[Start of Document extract]
This study analyzes the six guidelines and extends findings from the Pew symposia (Twigg, 2001) by elaborating on instructional design issues and illustrating how industry specifications for the development, reusability, and interoperability of learning objects may be applied to complement education guidelines.
FINDINGS: EDUCATION GUIDELINES
Analysis of the education guidelines reveals a number of important issues to consider if you are establishing a system to assure the quality of e-learning programs or courses.
Guidelines are Written for Similar Organizational Structures
In a review of standard-setting initiatives, members of the Pew Learning and Technology Program (Twigg, 2001) noted a high level of agreement among published guidelines. Table 1 illustrates that education guidelines posited by professional organizations center around five basic structures (i.e., institution, program, course, student support, and faculty support).
The convergence across guidelines suggests that those adopting quality standards should consider specifying guidelines for their institution, programs, courses, students, and faculty. However, there are a few points of divergence worth noting. Specifically, the guidelines proposed by C-RAC focus on program outcomes listed under Curriculum and Instruction and Evaluation and Assessment. They do not specify process-oriented standards associated with pedagogy and course design. In contrast, ODL QC specifies standards for course objectives, outcomes, and content, but do not offer guidelines for the design of programs or curriculum. Three sets of standards (i.e., ACE, 1997; ADEC, n.d.b; ODL QC, 2001) do not address faculty support, but all six sets recognize the importance of setting institutional and student support guidelines.
A closer look reveals greater congruence between guidelines than Table 1 suggests. Differences in guidelines may be more semantic than actual variations in implementation. For instance, ODL QC does consider program and curriculum issues, but from an institutional and a course perspective, addressing staffing and resource availability under guidelines for The Provider and degree and certification requirements under guidelines for Course Objectives and Outcomes. Similarly, C-RAC addresses course design issues, such as learning outcomes, instructor-learner interactions, and learner assessment, but at a programmatic level under the headings Curriculum and Instruction and Evaluation and Assessment, rather than specifying guidelines under Course Design or Pedagogical Guidelines.
The congruence across published guidelines suggests that there are several basic categories related to organizational structure. However, Table 1 demonstrates that comparable guidelines may be categorized in different ways. Current guidelines tend to mix the primary target of analysis. Some statements address the institution, while others focus on programs, and still others address courses and learning experiences. If you are adopting quality guidelines, consider establishing guidelines for your institution, programs, courses, students, and faculty, noting that it is not necessary to specify five categories, rather to address key issues related to each category. Also, keep in mind that “consistency and clarity concerning the organizational level being addressed would improve any statement about quality indicators in distance learning” (Twigg, 2001, p. 7).
[End of Document extract]
[Start of Supplied data]
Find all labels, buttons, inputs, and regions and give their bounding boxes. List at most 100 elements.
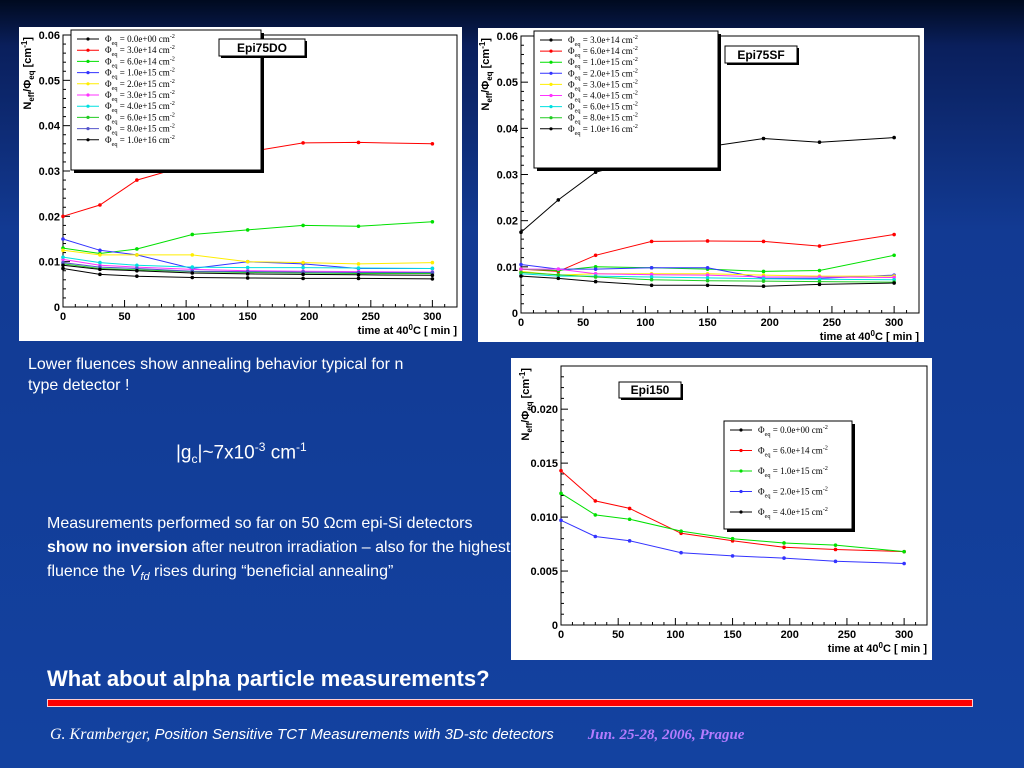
[End of Supplied data]
● **Tasks to carry out**:
[1] Reproduce the passage of the e-learning guidelines text starting with "The convergence across" and going on through "student support guidelines.".
[2] Rewrite the paragraph of the e-learning guidelines text that begins "A closer look reveals greater congruence" as a short bulleted list that keeps its main facts.
[3] Answer these questions using the e-learning guidelines text:
(a) What five basic structures do the education guidelines from professional organizations center around?
(b) Which three sets of standards do not address faculty support?
(c) According to the quotation from Twigg, what would improve any statement about quality indicators in distance learning?

● **Answer set**:
[1]
The convergence across guidelines suggests that those adopting quality standards should consider specifying guidelines for their institution, programs, courses, students, and faculty. However, there are a few points of divergence worth noting. Specifically, the guidelines proposed by C-RAC focus on program outcomes listed under Curriculum and Instruction and Evaluation and Assessment. They do not specify process-oriented standards associated with pedagogy and course design. In contrast, ODL QC specifies standards for course objectives, outcomes, and content, but do not offer guidelines for the design of programs or curriculum. Three sets of standards (i.e., ACE, 1997; ADEC, n.d.b; ODL QC, 2001) do not address faculty support, but all six sets recognize the importance of setting institutional and student support guidelines.

[2]
- The guidelines agree more closely than Table 1 suggests, and their differences may be more semantic than actual variations in implementation.
- ODL QC does consider program and curriculum issues, but from an institutional and a course perspective. It places staffing and resource availability under The Provider and degree and certification requirements under Course Objectives and Outcomes.
- C-RAC addresses course design issues at a programmatic level, such as learning outcomes, instructor-learner interactions and learner assessment. It places them under Curriculum and Instruction and under Evaluation and Assessment, not under Course Design or Pedagogical Guidelines.

[3]
(a) Institution, program, course, student support, and faculty support.
(b) ACE, 1997; ADEC, n.d.b; and ODL QC, 2001.
(c) Consistency and clarity concerning the organizational level being addressed.